■ **EXERCISE AIM**: Look through the material and copy each line holding "games".

■ **Items from a figure collection**:
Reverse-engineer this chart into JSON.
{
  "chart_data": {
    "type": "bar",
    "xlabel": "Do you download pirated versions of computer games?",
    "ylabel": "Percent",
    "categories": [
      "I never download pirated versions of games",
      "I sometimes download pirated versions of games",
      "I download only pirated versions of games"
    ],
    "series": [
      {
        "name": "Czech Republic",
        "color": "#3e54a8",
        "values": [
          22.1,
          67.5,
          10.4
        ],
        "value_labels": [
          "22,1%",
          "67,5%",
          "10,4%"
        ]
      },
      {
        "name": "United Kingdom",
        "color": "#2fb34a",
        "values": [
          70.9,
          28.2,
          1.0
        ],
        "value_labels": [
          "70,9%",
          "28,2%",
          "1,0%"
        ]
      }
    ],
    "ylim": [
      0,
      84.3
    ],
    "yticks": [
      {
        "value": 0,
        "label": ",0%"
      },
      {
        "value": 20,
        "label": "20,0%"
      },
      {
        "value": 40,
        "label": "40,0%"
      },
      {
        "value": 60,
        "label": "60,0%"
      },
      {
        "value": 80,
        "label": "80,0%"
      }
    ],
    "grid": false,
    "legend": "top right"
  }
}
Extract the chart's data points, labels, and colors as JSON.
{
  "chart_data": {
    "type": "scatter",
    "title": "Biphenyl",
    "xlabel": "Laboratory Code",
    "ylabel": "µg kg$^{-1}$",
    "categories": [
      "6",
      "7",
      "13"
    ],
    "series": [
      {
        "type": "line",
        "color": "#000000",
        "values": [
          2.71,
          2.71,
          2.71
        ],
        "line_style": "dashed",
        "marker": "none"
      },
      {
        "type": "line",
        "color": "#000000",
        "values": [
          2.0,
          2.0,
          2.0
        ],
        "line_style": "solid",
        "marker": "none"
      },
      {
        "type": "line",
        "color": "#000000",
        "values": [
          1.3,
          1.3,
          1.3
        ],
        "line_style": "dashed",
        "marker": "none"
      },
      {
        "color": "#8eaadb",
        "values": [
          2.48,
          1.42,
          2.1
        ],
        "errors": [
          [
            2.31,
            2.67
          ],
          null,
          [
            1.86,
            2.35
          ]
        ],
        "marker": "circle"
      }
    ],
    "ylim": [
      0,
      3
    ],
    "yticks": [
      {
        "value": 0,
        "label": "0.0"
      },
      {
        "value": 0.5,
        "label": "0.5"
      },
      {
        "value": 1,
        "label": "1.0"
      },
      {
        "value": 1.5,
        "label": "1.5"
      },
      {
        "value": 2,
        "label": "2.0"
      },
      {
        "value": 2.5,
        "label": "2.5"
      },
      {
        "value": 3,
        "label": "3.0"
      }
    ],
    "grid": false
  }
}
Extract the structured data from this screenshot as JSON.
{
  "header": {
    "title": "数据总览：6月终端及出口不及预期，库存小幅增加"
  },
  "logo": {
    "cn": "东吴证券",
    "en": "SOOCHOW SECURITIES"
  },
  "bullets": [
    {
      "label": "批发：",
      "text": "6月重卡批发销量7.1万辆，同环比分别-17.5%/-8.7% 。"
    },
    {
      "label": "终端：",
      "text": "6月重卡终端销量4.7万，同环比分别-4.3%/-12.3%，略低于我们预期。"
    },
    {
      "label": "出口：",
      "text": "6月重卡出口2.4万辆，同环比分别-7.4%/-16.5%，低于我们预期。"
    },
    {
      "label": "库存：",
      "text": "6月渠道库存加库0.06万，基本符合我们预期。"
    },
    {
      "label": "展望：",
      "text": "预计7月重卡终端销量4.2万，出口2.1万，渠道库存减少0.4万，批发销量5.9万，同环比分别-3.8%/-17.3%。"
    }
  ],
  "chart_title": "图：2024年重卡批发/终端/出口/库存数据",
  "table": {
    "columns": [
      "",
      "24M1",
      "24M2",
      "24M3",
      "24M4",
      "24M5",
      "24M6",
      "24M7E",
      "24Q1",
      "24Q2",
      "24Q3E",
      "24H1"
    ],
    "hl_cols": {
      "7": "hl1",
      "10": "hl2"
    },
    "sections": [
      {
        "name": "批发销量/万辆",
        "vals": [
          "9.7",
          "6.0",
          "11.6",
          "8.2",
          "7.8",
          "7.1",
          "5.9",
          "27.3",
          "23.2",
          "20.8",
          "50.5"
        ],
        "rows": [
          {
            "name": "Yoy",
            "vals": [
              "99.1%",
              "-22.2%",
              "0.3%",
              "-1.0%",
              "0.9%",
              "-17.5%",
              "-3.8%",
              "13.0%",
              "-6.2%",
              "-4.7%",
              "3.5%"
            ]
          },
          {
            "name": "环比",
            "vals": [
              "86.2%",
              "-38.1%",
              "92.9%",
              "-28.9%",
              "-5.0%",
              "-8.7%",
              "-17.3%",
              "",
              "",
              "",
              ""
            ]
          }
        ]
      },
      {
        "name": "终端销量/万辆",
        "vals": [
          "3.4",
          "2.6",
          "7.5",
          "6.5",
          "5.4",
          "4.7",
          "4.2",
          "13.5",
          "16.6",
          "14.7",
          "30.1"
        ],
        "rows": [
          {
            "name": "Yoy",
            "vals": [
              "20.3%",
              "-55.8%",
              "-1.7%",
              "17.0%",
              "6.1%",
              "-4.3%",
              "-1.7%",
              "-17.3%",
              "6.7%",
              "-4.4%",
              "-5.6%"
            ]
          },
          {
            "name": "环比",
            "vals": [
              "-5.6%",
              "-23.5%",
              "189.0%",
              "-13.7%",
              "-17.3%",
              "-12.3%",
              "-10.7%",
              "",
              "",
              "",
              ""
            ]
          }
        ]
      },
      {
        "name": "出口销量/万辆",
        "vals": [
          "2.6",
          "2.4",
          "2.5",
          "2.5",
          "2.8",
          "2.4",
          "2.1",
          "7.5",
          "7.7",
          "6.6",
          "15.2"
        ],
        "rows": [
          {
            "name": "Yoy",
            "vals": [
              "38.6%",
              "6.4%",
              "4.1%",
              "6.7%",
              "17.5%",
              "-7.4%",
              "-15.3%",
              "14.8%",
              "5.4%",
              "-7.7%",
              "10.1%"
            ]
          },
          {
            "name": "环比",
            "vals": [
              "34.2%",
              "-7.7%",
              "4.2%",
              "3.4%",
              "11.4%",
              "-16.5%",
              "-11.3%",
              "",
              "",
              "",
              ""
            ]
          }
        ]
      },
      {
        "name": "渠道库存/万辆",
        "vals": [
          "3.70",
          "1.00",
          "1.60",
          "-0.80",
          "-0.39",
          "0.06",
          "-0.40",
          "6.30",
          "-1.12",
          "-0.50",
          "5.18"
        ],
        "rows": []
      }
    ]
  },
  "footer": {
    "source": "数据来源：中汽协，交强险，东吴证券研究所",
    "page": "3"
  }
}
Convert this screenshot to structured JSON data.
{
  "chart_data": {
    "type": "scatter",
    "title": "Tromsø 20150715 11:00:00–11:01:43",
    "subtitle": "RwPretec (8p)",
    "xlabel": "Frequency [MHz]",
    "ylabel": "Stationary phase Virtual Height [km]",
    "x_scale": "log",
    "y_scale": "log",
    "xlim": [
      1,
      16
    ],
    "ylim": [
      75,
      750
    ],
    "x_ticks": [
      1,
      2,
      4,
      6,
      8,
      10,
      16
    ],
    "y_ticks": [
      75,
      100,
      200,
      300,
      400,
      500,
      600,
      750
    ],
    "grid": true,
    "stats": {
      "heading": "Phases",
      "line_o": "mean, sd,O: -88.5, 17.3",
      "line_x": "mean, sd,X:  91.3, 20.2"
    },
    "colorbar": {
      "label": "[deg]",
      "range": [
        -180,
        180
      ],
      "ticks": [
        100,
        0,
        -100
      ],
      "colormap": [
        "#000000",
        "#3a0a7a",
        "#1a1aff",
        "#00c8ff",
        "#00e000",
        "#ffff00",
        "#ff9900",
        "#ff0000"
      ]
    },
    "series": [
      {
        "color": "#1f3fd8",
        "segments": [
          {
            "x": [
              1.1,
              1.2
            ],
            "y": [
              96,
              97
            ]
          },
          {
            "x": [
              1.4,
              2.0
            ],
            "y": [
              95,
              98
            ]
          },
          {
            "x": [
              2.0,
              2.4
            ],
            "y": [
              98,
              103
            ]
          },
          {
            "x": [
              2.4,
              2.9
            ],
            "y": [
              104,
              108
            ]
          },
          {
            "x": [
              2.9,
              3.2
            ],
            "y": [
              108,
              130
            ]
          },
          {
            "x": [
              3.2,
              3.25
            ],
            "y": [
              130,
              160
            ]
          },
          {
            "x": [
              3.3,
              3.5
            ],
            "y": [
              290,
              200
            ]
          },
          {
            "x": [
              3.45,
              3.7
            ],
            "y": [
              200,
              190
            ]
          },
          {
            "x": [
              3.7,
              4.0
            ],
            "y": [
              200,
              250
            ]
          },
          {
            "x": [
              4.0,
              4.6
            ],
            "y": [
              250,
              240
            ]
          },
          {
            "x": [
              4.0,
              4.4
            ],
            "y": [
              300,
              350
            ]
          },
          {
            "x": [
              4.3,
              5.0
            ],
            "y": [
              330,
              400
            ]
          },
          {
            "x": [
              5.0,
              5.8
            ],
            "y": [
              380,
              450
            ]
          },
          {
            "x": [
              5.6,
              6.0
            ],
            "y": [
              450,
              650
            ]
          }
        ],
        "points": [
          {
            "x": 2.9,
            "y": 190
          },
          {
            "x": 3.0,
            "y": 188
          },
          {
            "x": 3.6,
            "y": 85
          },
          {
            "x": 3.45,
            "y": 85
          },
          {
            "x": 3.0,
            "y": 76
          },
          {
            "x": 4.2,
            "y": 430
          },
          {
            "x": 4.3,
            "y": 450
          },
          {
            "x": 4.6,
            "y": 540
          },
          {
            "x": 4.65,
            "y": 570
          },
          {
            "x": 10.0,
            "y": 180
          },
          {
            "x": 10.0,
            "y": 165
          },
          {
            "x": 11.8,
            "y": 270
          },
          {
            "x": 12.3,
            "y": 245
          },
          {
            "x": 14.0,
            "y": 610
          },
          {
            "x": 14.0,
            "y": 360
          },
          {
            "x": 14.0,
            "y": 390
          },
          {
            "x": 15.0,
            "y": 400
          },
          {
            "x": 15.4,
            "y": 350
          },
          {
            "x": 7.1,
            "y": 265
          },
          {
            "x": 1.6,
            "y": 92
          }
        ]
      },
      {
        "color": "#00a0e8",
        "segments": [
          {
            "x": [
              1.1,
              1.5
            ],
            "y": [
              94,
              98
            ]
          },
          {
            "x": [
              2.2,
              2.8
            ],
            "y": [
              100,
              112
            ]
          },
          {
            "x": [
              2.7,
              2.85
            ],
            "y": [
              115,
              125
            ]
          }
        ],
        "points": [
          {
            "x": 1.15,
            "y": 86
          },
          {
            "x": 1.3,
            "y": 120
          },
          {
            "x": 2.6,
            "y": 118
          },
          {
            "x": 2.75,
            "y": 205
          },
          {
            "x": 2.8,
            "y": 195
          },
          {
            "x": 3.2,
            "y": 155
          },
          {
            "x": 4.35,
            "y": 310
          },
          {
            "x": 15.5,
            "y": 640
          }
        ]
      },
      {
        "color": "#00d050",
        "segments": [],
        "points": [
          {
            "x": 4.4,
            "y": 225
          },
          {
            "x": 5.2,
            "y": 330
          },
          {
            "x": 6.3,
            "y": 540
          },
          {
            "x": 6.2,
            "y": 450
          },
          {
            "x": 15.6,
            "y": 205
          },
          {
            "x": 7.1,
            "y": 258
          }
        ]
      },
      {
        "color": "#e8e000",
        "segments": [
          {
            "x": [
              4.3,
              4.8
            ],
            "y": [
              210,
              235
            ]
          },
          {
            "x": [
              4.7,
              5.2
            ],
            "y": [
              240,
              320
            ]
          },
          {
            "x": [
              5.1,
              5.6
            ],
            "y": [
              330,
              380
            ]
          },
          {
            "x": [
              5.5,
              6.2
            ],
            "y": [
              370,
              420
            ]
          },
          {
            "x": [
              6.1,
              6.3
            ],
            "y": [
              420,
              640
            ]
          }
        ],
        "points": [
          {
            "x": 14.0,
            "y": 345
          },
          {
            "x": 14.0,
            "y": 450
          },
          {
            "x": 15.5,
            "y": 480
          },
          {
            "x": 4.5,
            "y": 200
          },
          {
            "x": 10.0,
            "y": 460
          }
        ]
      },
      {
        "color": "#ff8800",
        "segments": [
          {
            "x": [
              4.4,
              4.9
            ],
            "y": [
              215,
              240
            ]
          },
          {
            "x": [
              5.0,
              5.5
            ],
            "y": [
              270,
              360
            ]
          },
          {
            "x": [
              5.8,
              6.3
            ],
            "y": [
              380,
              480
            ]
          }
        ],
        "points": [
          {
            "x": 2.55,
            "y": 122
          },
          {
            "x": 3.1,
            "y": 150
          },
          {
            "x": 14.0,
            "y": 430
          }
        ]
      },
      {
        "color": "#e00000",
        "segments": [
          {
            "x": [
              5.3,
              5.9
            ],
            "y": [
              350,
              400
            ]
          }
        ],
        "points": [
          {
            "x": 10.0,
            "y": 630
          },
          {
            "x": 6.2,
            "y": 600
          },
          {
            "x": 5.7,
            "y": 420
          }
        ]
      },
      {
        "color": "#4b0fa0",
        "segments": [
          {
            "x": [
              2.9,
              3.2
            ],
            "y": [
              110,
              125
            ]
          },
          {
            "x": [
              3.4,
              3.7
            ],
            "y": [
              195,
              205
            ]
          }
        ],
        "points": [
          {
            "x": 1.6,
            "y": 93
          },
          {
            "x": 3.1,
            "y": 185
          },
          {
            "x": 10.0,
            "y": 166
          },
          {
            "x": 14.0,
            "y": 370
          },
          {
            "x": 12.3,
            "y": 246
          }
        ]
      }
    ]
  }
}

■ **ANSWER IN FULL**:
    "xlabel": "Do you download pirated versions of computer games?",
      "I never download pirated versions of games",
      "I sometimes download pirated versions of games",
      "I download only pirated versions of games"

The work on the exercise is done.